> **Task objective**: Reproduce the records below exactly as they appear, omitting any pictures they contain.

[start]

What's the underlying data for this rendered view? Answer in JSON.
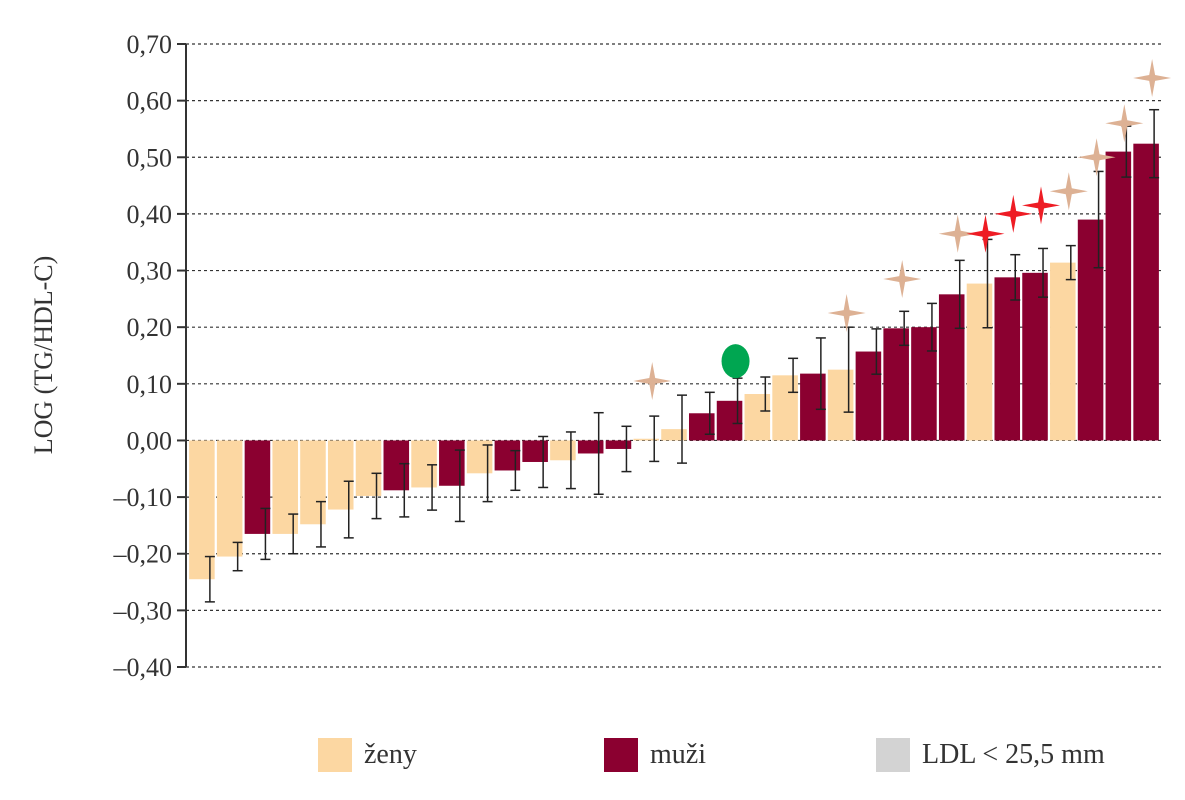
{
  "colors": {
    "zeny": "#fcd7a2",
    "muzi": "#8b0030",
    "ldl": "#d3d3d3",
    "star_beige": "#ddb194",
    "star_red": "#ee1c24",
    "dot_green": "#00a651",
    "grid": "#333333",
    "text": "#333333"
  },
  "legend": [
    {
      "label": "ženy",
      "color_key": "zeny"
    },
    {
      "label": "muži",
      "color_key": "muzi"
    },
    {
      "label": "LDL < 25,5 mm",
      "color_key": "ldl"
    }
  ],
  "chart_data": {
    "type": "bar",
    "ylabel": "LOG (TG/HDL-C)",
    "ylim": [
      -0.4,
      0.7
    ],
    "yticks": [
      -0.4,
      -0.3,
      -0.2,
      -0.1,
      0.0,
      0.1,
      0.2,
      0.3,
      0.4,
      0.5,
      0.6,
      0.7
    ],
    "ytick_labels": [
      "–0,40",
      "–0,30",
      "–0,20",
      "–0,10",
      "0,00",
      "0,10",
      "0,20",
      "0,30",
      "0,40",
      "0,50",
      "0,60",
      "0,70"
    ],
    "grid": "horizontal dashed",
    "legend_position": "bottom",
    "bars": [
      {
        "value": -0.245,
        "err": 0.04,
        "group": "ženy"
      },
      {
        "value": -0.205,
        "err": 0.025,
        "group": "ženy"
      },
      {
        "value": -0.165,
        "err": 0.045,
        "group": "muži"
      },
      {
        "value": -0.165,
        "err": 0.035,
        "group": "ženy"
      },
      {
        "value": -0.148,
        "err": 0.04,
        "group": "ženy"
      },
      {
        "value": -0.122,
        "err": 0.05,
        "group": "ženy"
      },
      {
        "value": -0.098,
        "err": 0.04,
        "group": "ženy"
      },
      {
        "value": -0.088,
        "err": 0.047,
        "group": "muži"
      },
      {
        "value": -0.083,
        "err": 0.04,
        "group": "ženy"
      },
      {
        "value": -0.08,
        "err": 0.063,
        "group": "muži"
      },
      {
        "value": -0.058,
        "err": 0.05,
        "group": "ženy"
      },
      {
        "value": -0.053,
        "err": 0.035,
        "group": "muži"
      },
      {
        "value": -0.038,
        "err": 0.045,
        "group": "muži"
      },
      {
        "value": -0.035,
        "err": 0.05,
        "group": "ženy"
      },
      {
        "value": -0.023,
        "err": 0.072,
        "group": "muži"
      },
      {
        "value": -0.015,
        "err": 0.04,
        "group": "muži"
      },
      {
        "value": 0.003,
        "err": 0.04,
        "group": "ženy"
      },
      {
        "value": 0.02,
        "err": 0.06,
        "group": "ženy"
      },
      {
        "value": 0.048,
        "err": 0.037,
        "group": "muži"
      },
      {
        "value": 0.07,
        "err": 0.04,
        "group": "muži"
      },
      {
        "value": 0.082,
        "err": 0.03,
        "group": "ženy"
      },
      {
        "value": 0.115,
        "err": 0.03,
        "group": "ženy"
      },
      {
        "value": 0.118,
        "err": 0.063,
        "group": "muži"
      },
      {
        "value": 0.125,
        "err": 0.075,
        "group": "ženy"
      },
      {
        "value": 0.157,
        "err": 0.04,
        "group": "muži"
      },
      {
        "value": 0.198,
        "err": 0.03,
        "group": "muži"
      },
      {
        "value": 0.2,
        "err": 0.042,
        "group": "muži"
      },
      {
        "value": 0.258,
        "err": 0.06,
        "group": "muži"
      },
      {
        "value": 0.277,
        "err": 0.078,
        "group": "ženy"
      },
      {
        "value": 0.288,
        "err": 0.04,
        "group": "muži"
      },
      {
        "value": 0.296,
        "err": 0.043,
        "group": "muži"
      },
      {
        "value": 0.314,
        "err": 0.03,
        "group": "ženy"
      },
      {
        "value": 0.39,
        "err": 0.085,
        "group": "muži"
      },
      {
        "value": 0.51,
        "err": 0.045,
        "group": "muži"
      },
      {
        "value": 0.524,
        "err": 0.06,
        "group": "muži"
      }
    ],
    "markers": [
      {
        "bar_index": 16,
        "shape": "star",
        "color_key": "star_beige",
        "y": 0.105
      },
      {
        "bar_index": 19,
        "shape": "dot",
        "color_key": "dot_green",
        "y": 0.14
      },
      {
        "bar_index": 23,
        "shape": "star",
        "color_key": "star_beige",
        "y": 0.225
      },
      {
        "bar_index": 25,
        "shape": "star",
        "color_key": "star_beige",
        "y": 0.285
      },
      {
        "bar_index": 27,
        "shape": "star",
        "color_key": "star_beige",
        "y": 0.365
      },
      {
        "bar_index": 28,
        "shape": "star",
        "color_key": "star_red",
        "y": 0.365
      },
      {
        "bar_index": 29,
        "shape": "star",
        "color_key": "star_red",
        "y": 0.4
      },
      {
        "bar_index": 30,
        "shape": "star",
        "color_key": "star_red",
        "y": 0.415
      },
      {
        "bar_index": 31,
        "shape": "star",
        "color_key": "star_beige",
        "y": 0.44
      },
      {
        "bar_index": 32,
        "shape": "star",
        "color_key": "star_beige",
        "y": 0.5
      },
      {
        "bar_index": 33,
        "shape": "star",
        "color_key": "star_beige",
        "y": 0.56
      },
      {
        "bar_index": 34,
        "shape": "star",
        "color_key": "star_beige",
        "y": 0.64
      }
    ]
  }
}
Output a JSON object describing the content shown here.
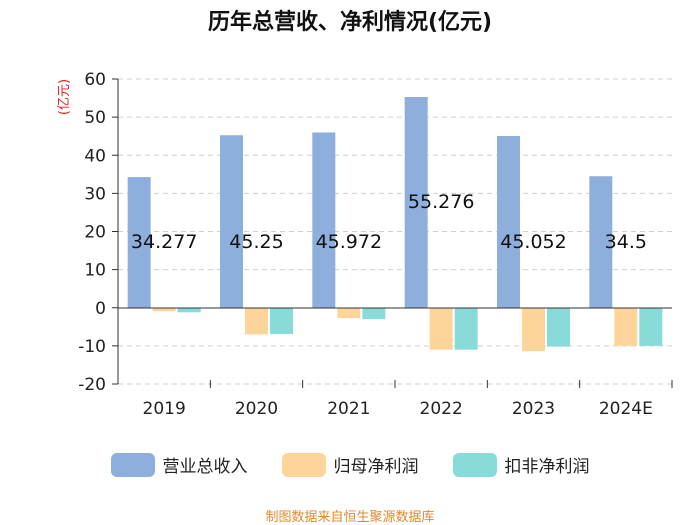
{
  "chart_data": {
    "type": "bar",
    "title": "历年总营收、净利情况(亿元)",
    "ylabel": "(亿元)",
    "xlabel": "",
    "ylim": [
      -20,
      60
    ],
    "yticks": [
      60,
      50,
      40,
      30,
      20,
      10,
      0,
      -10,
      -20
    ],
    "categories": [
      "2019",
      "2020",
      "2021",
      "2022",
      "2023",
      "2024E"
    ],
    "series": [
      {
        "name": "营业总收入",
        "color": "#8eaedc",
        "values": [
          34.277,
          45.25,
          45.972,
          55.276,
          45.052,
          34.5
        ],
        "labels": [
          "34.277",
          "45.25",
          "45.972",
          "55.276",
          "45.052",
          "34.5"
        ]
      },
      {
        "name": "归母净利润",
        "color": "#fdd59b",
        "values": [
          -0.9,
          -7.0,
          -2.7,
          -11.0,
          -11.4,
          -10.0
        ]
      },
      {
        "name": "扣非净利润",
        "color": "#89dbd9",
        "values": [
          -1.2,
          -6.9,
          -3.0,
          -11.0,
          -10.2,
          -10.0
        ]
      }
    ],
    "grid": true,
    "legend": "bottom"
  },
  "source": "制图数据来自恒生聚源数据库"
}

[end]

> **Completed exercise**:
What's the underlying data for this rendered view? Answer in JSON.
{
  "colors": {
    "zeny": "#fcd7a2",
    "muzi": "#8b0030",
    "ldl": "#d3d3d3",
    "star_beige": "#ddb194",
    "star_red": "#ee1c24",
    "dot_green": "#00a651",
    "grid": "#333333",
    "text": "#333333"
  },
  "legend": [
    {
      "label": "ženy",
      "color_key": "zeny"
    },
    {
      "label": "muži",
      "color_key": "muzi"
    },
    {
      "label": "LDL < 25,5 mm",
      "color_key": "ldl"
    }
  ],
  "chart_data": {
    "type": "bar",
    "ylabel": "LOG (TG/HDL-C)",
    "ylim": [
      -0.4,
      0.7
    ],
    "yticks": [
      -0.4,
      -0.3,
      -0.2,
      -0.1,
      0.0,
      0.1,
      0.2,
      0.3,
      0.4,
      0.5,
      0.6,
      0.7
    ],
    "ytick_labels": [
      "–0,40",
      "–0,30",
      "–0,20",
      "–0,10",
      "0,00",
      "0,10",
      "0,20",
      "0,30",
      "0,40",
      "0,50",
      "0,60",
      "0,70"
    ],
    "grid": "horizontal dashed",
    "legend_position": "bottom",
    "bars": [
      {
        "value": -0.245,
        "err": 0.04,
        "group": "ženy"
      },
      {
        "value": -0.205,
        "err": 0.025,
        "group": "ženy"
      },
      {
        "value": -0.165,
        "err": 0.045,
        "group": "muži"
      },
      {
        "value": -0.165,
        "err": 0.035,
        "group": "ženy"
      },
      {
        "value": -0.148,
        "err": 0.04,
        "group": "ženy"
      },
      {
        "value": -0.122,
        "err": 0.05,
        "group": "ženy"
      },
      {
        "value": -0.098,
        "err": 0.04,
        "group": "ženy"
      },
      {
        "value": -0.088,
        "err": 0.047,
        "group": "muži"
      },
      {
        "value": -0.083,
        "err": 0.04,
        "group": "ženy"
      },
      {
        "value": -0.08,
        "err": 0.063,
        "group": "muži"
      },
      {
        "value": -0.058,
        "err": 0.05,
        "group": "ženy"
      },
      {
        "value": -0.053,
        "err": 0.035,
        "group": "muži"
      },
      {
        "value": -0.038,
        "err": 0.045,
        "group": "muži"
      },
      {
        "value": -0.035,
        "err": 0.05,
        "group": "ženy"
      },
      {
        "value": -0.023,
        "err": 0.072,
        "group": "muži"
      },
      {
        "value": -0.015,
        "err": 0.04,
        "group": "muži"
      },
      {
        "value": 0.003,
        "err": 0.04,
        "group": "ženy"
      },
      {
        "value": 0.02,
        "err": 0.06,
        "group": "ženy"
      },
      {
        "value": 0.048,
        "err": 0.037,
        "group": "muži"
      },
      {
        "value": 0.07,
        "err": 0.04,
        "group": "muži"
      },
      {
        "value": 0.082,
        "err": 0.03,
        "group": "ženy"
      },
      {
        "value": 0.115,
        "err": 0.03,
        "group": "ženy"
      },
      {
        "value": 0.118,
        "err": 0.063,
        "group": "muži"
      },
      {
        "value": 0.125,
        "err": 0.075,
        "group": "ženy"
      },
      {
        "value": 0.157,
        "err": 0.04,
        "group": "muži"
      },
      {
        "value": 0.198,
        "err": 0.03,
        "group": "muži"
      },
      {
        "value": 0.2,
        "err": 0.042,
        "group": "muži"
      },
      {
        "value": 0.258,
        "err": 0.06,
        "group": "muži"
      },
      {
        "value": 0.277,
        "err": 0.078,
        "group": "ženy"
      },
      {
        "value": 0.288,
        "err": 0.04,
        "group": "muži"
      },
      {
        "value": 0.296,
        "err": 0.043,
        "group": "muži"
      },
      {
        "value": 0.314,
        "err": 0.03,
        "group": "ženy"
      },
      {
        "value": 0.39,
        "err": 0.085,
        "group": "muži"
      },
      {
        "value": 0.51,
        "err": 0.045,
        "group": "muži"
      },
      {
        "value": 0.524,
        "err": 0.06,
        "group": "muži"
      }
    ],
    "markers": [
      {
        "bar_index": 16,
        "shape": "star",
        "color_key": "star_beige",
        "y": 0.105
      },
      {
        "bar_index": 19,
        "shape": "dot",
        "color_key": "dot_green",
        "y": 0.14
      },
      {
        "bar_index": 23,
        "shape": "star",
        "color_key": "star_beige",
        "y": 0.225
      },
      {
        "bar_index": 25,
        "shape": "star",
        "color_key": "star_beige",
        "y": 0.285
      },
      {
        "bar_index": 27,
        "shape": "star",
        "color_key": "star_beige",
        "y": 0.365
      },
      {
        "bar_index": 28,
        "shape": "star",
        "color_key": "star_red",
        "y": 0.365
      },
      {
        "bar_index": 29,
        "shape": "star",
        "color_key": "star_red",
        "y": 0.4
      },
      {
        "bar_index": 30,
        "shape": "star",
        "color_key": "star_red",
        "y": 0.415
      },
      {
        "bar_index": 31,
        "shape": "star",
        "color_key": "star_beige",
        "y": 0.44
      },
      {
        "bar_index": 32,
        "shape": "star",
        "color_key": "star_beige",
        "y": 0.5
      },
      {
        "bar_index": 33,
        "shape": "star",
        "color_key": "star_beige",
        "y": 0.56
      },
      {
        "bar_index": 34,
        "shape": "star",
        "color_key": "star_beige",
        "y": 0.64
      }
    ]
  }
}
Output a JSON object describing the content shown here.
{
  "chart_data": {
    "type": "bar",
    "title": "历年总营收、净利情况(亿元)",
    "ylabel": "(亿元)",
    "xlabel": "",
    "ylim": [
      -20,
      60
    ],
    "yticks": [
      60,
      50,
      40,
      30,
      20,
      10,
      0,
      -10,
      -20
    ],
    "categories": [
      "2019",
      "2020",
      "2021",
      "2022",
      "2023",
      "2024E"
    ],
    "series": [
      {
        "name": "营业总收入",
        "color": "#8eaedc",
        "values": [
          34.277,
          45.25,
          45.972,
          55.276,
          45.052,
          34.5
        ],
        "labels": [
          "34.277",
          "45.25",
          "45.972",
          "55.276",
          "45.052",
          "34.5"
        ]
      },
      {
        "name": "归母净利润",
        "color": "#fdd59b",
        "values": [
          -0.9,
          -7.0,
          -2.7,
          -11.0,
          -11.4,
          -10.0
        ]
      },
      {
        "name": "扣非净利润",
        "color": "#89dbd9",
        "values": [
          -1.2,
          -6.9,
          -3.0,
          -11.0,
          -10.2,
          -10.0
        ]
      }
    ],
    "grid": true,
    "legend": "bottom"
  },
  "source": "制图数据来自恒生聚源数据库"
}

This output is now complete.